Work out how many lines in the entries below include the word "text". Give nothing but the number.

··· Exercise data

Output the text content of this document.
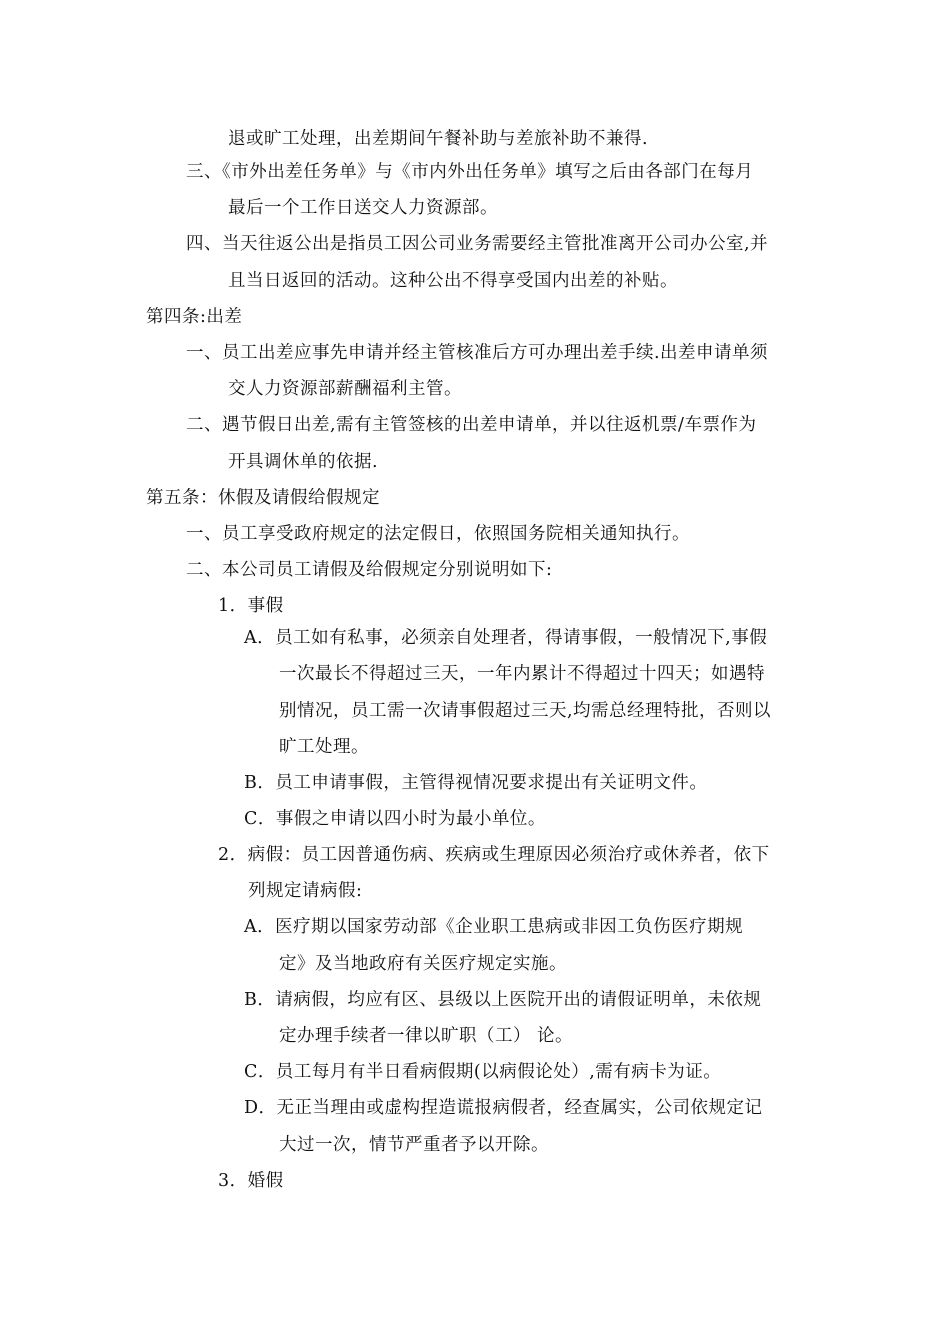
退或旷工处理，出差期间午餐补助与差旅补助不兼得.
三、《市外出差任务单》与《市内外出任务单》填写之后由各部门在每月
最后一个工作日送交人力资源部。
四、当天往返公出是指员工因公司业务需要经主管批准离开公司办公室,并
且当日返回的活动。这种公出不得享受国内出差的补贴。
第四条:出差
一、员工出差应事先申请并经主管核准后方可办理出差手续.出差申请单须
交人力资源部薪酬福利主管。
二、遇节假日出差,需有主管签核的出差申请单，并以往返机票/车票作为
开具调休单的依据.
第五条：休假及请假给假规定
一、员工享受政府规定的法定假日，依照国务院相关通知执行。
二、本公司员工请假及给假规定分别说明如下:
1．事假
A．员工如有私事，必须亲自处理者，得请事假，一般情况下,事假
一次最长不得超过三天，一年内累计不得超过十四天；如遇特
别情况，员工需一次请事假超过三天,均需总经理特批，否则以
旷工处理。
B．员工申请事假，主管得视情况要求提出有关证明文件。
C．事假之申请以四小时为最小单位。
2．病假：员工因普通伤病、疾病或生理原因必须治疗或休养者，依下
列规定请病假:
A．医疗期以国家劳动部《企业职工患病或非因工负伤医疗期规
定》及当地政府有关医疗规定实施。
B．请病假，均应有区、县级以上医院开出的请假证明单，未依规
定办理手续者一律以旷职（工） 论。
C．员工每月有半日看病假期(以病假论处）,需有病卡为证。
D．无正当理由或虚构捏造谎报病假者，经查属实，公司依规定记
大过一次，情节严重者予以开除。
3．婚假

······
··· Exercise data

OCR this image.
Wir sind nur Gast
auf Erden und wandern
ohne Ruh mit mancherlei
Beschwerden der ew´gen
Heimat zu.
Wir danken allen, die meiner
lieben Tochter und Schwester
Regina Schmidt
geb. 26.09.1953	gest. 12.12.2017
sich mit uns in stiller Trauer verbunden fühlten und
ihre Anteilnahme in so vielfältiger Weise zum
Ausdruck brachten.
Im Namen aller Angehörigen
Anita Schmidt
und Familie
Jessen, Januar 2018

······
··· Exercise data

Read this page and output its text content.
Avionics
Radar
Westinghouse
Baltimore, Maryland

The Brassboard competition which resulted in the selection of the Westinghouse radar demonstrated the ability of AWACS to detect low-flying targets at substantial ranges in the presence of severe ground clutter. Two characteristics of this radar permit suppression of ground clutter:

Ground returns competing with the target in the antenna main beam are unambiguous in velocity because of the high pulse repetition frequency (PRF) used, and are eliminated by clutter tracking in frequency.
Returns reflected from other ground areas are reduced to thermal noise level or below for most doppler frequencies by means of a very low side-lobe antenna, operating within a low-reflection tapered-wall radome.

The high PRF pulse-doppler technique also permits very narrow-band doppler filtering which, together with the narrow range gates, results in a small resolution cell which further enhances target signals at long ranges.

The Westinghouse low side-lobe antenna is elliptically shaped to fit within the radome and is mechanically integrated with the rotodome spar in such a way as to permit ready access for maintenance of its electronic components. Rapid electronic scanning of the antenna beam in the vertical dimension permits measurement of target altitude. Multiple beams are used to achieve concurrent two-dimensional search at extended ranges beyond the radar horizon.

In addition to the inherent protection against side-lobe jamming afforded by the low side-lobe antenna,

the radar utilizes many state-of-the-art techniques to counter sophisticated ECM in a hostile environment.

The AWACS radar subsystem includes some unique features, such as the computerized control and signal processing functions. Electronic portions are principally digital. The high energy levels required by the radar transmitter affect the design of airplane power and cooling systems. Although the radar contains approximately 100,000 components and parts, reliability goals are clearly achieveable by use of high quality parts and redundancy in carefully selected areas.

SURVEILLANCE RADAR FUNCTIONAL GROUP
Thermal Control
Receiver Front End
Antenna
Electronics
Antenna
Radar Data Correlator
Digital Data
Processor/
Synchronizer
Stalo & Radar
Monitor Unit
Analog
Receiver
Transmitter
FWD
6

······

### Response to this task
2